### Short exercise:
Return all the entries exactly, keeping pictures out.

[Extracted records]
------

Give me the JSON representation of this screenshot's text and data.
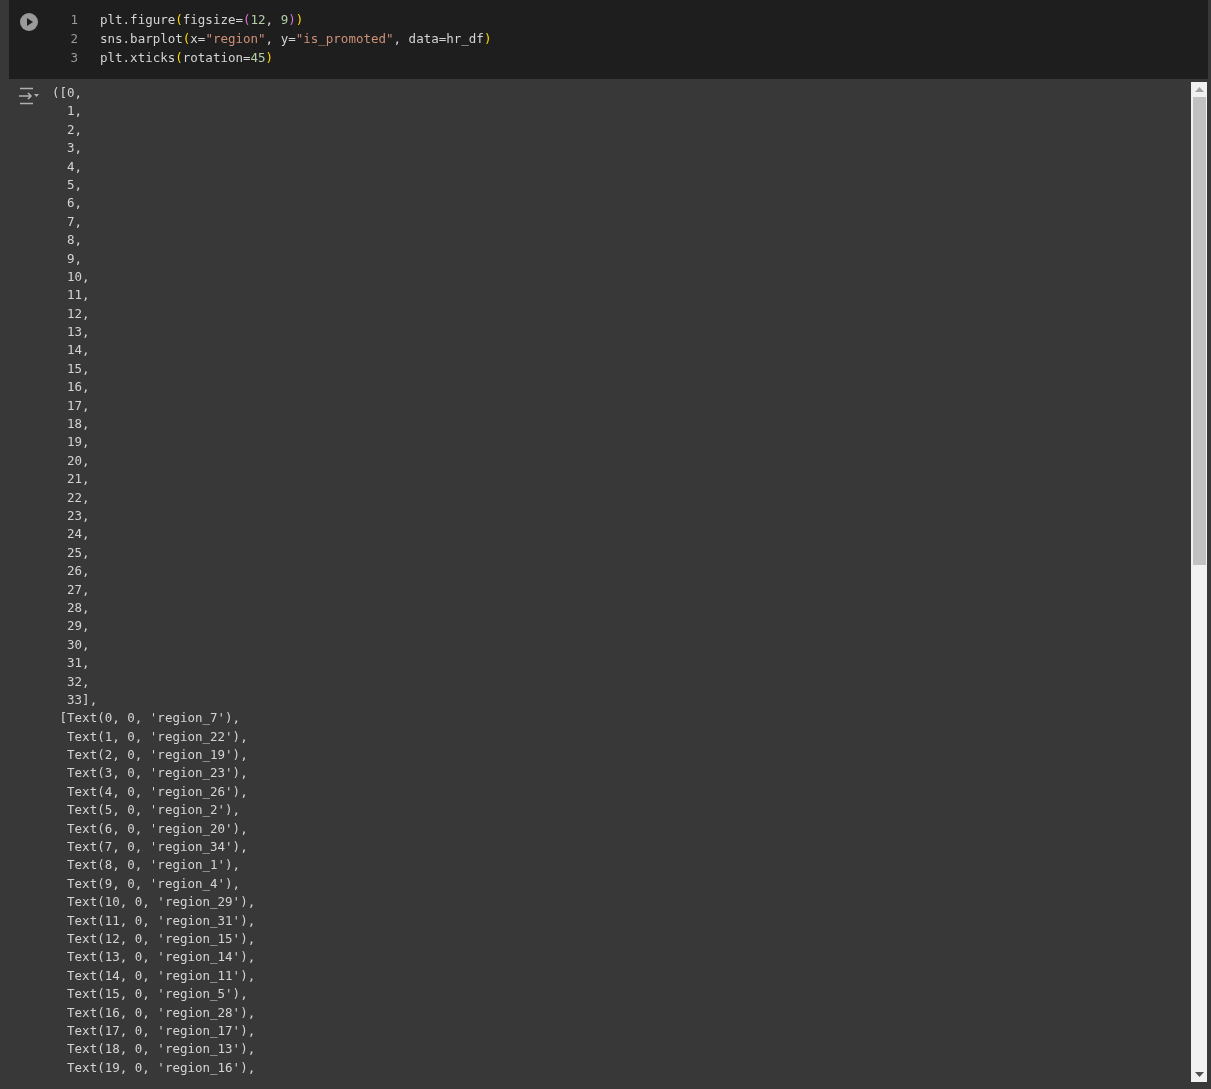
{
  "cell": {
    "code_lines": [
      {
        "number": "1",
        "tokens": [
          {
            "kind": "plain",
            "text": "plt.figure"
          },
          {
            "kind": "paren",
            "text": "("
          },
          {
            "kind": "plain",
            "text": "figsize="
          },
          {
            "kind": "paren2",
            "text": "("
          },
          {
            "kind": "number",
            "text": "12"
          },
          {
            "kind": "plain",
            "text": ", "
          },
          {
            "kind": "number",
            "text": "9"
          },
          {
            "kind": "paren2",
            "text": ")"
          },
          {
            "kind": "paren",
            "text": ")"
          }
        ]
      },
      {
        "number": "2",
        "tokens": [
          {
            "kind": "plain",
            "text": "sns.barplot"
          },
          {
            "kind": "paren",
            "text": "("
          },
          {
            "kind": "plain",
            "text": "x="
          },
          {
            "kind": "string",
            "text": "\"region\""
          },
          {
            "kind": "plain",
            "text": ", y="
          },
          {
            "kind": "string",
            "text": "\"is_promoted\""
          },
          {
            "kind": "plain",
            "text": ", data=hr_df"
          },
          {
            "kind": "paren",
            "text": ")"
          }
        ]
      },
      {
        "number": "3",
        "tokens": [
          {
            "kind": "plain",
            "text": "plt.xticks"
          },
          {
            "kind": "paren",
            "text": "("
          },
          {
            "kind": "plain",
            "text": "rotation="
          },
          {
            "kind": "number",
            "text": "45"
          },
          {
            "kind": "paren",
            "text": ")"
          }
        ]
      }
    ],
    "output_lines": [
      "([0,",
      "  1,",
      "  2,",
      "  3,",
      "  4,",
      "  5,",
      "  6,",
      "  7,",
      "  8,",
      "  9,",
      "  10,",
      "  11,",
      "  12,",
      "  13,",
      "  14,",
      "  15,",
      "  16,",
      "  17,",
      "  18,",
      "  19,",
      "  20,",
      "  21,",
      "  22,",
      "  23,",
      "  24,",
      "  25,",
      "  26,",
      "  27,",
      "  28,",
      "  29,",
      "  30,",
      "  31,",
      "  32,",
      "  33],",
      " [Text(0, 0, 'region_7'),",
      "  Text(1, 0, 'region_22'),",
      "  Text(2, 0, 'region_19'),",
      "  Text(3, 0, 'region_23'),",
      "  Text(4, 0, 'region_26'),",
      "  Text(5, 0, 'region_2'),",
      "  Text(6, 0, 'region_20'),",
      "  Text(7, 0, 'region_34'),",
      "  Text(8, 0, 'region_1'),",
      "  Text(9, 0, 'region_4'),",
      "  Text(10, 0, 'region_29'),",
      "  Text(11, 0, 'region_31'),",
      "  Text(12, 0, 'region_15'),",
      "  Text(13, 0, 'region_14'),",
      "  Text(14, 0, 'region_11'),",
      "  Text(15, 0, 'region_5'),",
      "  Text(16, 0, 'region_28'),",
      "  Text(17, 0, 'region_17'),",
      "  Text(18, 0, 'region_13'),",
      "  Text(19, 0, 'region_16'),"
    ]
  }
}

------

### Problem solution:
Give me the JSON representation of this screenshot's text and data.
{
  "cell": {
    "code_lines": [
      {
        "number": "1",
        "tokens": [
          {
            "kind": "plain",
            "text": "plt.figure"
          },
          {
            "kind": "paren",
            "text": "("
          },
          {
            "kind": "plain",
            "text": "figsize="
          },
          {
            "kind": "paren2",
            "text": "("
          },
          {
            "kind": "number",
            "text": "12"
          },
          {
            "kind": "plain",
            "text": ", "
          },
          {
            "kind": "number",
            "text": "9"
          },
          {
            "kind": "paren2",
            "text": ")"
          },
          {
            "kind": "paren",
            "text": ")"
          }
        ]
      },
      {
        "number": "2",
        "tokens": [
          {
            "kind": "plain",
            "text": "sns.barplot"
          },
          {
            "kind": "paren",
            "text": "("
          },
          {
            "kind": "plain",
            "text": "x="
          },
          {
            "kind": "string",
            "text": "\"region\""
          },
          {
            "kind": "plain",
            "text": ", y="
          },
          {
            "kind": "string",
            "text": "\"is_promoted\""
          },
          {
            "kind": "plain",
            "text": ", data=hr_df"
          },
          {
            "kind": "paren",
            "text": ")"
          }
        ]
      },
      {
        "number": "3",
        "tokens": [
          {
            "kind": "plain",
            "text": "plt.xticks"
          },
          {
            "kind": "paren",
            "text": "("
          },
          {
            "kind": "plain",
            "text": "rotation="
          },
          {
            "kind": "number",
            "text": "45"
          },
          {
            "kind": "paren",
            "text": ")"
          }
        ]
      }
    ],
    "output_lines": [
      "([0,",
      "  1,",
      "  2,",
      "  3,",
      "  4,",
      "  5,",
      "  6,",
      "  7,",
      "  8,",
      "  9,",
      "  10,",
      "  11,",
      "  12,",
      "  13,",
      "  14,",
      "  15,",
      "  16,",
      "  17,",
      "  18,",
      "  19,",
      "  20,",
      "  21,",
      "  22,",
      "  23,",
      "  24,",
      "  25,",
      "  26,",
      "  27,",
      "  28,",
      "  29,",
      "  30,",
      "  31,",
      "  32,",
      "  33],",
      " [Text(0, 0, 'region_7'),",
      "  Text(1, 0, 'region_22'),",
      "  Text(2, 0, 'region_19'),",
      "  Text(3, 0, 'region_23'),",
      "  Text(4, 0, 'region_26'),",
      "  Text(5, 0, 'region_2'),",
      "  Text(6, 0, 'region_20'),",
      "  Text(7, 0, 'region_34'),",
      "  Text(8, 0, 'region_1'),",
      "  Text(9, 0, 'region_4'),",
      "  Text(10, 0, 'region_29'),",
      "  Text(11, 0, 'region_31'),",
      "  Text(12, 0, 'region_15'),",
      "  Text(13, 0, 'region_14'),",
      "  Text(14, 0, 'region_11'),",
      "  Text(15, 0, 'region_5'),",
      "  Text(16, 0, 'region_28'),",
      "  Text(17, 0, 'region_17'),",
      "  Text(18, 0, 'region_13'),",
      "  Text(19, 0, 'region_16'),"
    ]
  }
}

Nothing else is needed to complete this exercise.